··· DATA FOR THIS TASK ···

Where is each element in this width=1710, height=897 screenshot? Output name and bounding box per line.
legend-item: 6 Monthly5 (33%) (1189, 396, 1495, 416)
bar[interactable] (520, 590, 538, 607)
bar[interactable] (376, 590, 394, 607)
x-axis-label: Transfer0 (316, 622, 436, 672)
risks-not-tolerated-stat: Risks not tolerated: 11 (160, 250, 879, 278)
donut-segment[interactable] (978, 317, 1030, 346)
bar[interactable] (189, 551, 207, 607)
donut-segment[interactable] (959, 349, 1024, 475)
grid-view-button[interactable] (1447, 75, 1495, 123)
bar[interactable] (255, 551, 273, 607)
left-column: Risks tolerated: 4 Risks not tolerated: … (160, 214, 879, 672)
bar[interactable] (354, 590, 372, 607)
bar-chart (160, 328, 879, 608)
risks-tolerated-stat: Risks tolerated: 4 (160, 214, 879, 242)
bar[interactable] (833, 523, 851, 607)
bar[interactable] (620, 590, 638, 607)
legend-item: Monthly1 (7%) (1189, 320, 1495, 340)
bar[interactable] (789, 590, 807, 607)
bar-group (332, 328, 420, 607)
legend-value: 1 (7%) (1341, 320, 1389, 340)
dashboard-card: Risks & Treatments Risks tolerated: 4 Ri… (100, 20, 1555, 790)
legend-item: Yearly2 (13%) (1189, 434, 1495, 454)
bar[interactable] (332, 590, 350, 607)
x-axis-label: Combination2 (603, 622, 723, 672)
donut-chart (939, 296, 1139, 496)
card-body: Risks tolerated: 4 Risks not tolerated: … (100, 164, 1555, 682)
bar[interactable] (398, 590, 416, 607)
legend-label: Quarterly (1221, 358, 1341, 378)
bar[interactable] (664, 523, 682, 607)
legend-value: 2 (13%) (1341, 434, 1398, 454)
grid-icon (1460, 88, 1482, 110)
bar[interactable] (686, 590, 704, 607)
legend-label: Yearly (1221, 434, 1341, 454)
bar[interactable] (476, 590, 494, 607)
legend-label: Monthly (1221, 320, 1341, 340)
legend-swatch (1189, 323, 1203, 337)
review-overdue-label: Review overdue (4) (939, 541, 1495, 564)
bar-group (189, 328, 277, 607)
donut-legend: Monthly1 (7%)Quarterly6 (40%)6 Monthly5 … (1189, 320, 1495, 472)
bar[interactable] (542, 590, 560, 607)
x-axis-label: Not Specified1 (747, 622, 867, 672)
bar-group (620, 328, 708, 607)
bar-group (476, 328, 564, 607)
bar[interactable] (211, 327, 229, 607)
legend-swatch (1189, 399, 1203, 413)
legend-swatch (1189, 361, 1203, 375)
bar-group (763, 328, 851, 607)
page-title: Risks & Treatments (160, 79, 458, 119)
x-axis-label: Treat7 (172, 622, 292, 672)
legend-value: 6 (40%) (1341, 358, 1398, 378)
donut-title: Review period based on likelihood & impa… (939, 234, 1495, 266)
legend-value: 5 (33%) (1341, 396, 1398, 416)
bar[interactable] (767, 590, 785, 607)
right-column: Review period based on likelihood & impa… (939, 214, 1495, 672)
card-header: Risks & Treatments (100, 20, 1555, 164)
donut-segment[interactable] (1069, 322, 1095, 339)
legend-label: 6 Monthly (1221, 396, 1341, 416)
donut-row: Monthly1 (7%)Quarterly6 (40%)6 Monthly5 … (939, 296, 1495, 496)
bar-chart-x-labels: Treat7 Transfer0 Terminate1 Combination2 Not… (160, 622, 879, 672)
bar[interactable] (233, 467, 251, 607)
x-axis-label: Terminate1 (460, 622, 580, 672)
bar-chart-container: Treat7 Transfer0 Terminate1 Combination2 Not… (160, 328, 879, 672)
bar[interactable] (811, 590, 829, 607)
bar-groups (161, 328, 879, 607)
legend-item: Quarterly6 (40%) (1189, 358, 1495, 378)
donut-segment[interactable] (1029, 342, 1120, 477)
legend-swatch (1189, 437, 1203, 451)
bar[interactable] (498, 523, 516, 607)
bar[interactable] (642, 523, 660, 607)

···

EXERCISE TASK
Please duplicate the data above line for line, with no changes.

SOLUTION FOR THIS PROBLEM
Where is each element in this width=1710, height=897 screenshot? Output name and bounding box per line.
legend-item: 6 Monthly5 (33%) (1189, 396, 1495, 416)
bar[interactable] (520, 590, 538, 607)
bar[interactable] (376, 590, 394, 607)
x-axis-label: Transfer0 (316, 622, 436, 672)
risks-not-tolerated-stat: Risks not tolerated: 11 (160, 250, 879, 278)
donut-segment[interactable] (978, 317, 1030, 346)
bar[interactable] (189, 551, 207, 607)
donut-segment[interactable] (959, 349, 1024, 475)
grid-view-button[interactable] (1447, 75, 1495, 123)
bar[interactable] (255, 551, 273, 607)
left-column: Risks tolerated: 4 Risks not tolerated: … (160, 214, 879, 672)
bar[interactable] (354, 590, 372, 607)
bar-chart (160, 328, 879, 608)
risks-tolerated-stat: Risks tolerated: 4 (160, 214, 879, 242)
bar[interactable] (833, 523, 851, 607)
bar[interactable] (620, 590, 638, 607)
legend-item: Monthly1 (7%) (1189, 320, 1495, 340)
bar[interactable] (789, 590, 807, 607)
bar-group (332, 328, 420, 607)
legend-value: 1 (7%) (1341, 320, 1389, 340)
dashboard-card: Risks & Treatments Risks tolerated: 4 Ri… (100, 20, 1555, 790)
legend-item: Yearly2 (13%) (1189, 434, 1495, 454)
bar[interactable] (332, 590, 350, 607)
x-axis-label: Combination2 (603, 622, 723, 672)
donut-chart (939, 296, 1139, 496)
card-body: Risks tolerated: 4 Risks not tolerated: … (100, 164, 1555, 682)
bar[interactable] (398, 590, 416, 607)
legend-label: Quarterly (1221, 358, 1341, 378)
bar[interactable] (664, 523, 682, 607)
legend-value: 2 (13%) (1341, 434, 1398, 454)
grid-icon (1460, 88, 1482, 110)
bar[interactable] (686, 590, 704, 607)
legend-label: Yearly (1221, 434, 1341, 454)
bar[interactable] (476, 590, 494, 607)
legend-label: Monthly (1221, 320, 1341, 340)
legend-swatch (1189, 323, 1203, 337)
review-overdue-label: Review overdue (4) (939, 541, 1495, 564)
bar-group (189, 328, 277, 607)
donut-legend: Monthly1 (7%)Quarterly6 (40%)6 Monthly5 … (1189, 320, 1495, 472)
bar[interactable] (542, 590, 560, 607)
x-axis-label: Not Specified1 (747, 622, 867, 672)
bar-group (620, 328, 708, 607)
bar-group (476, 328, 564, 607)
bar[interactable] (211, 327, 229, 607)
legend-swatch (1189, 399, 1203, 413)
legend-swatch (1189, 361, 1203, 375)
bar-group (763, 328, 851, 607)
page-title: Risks & Treatments (160, 79, 458, 119)
x-axis-label: Treat7 (172, 622, 292, 672)
legend-value: 6 (40%) (1341, 358, 1398, 378)
donut-title: Review period based on likelihood & impa… (939, 234, 1495, 266)
legend-value: 5 (33%) (1341, 396, 1398, 416)
bar[interactable] (767, 590, 785, 607)
right-column: Review period based on likelihood & impa… (939, 214, 1495, 672)
card-header: Risks & Treatments (100, 20, 1555, 164)
donut-segment[interactable] (1069, 322, 1095, 339)
legend-label: 6 Monthly (1221, 396, 1341, 416)
donut-row: Monthly1 (7%)Quarterly6 (40%)6 Monthly5 … (939, 296, 1495, 496)
bar-chart-x-labels: Treat7 Transfer0 Terminate1 Combination2 Not… (160, 622, 879, 672)
bar[interactable] (233, 467, 251, 607)
x-axis-label: Terminate1 (460, 622, 580, 672)
bar-chart-container: Treat7 Transfer0 Terminate1 Combination2 Not… (160, 328, 879, 672)
bar[interactable] (811, 590, 829, 607)
bar-groups (161, 328, 879, 607)
legend-item: Quarterly6 (40%) (1189, 358, 1495, 378)
donut-segment[interactable] (1029, 342, 1120, 477)
legend-swatch (1189, 437, 1203, 451)
bar[interactable] (498, 523, 516, 607)
bar[interactable] (642, 523, 660, 607)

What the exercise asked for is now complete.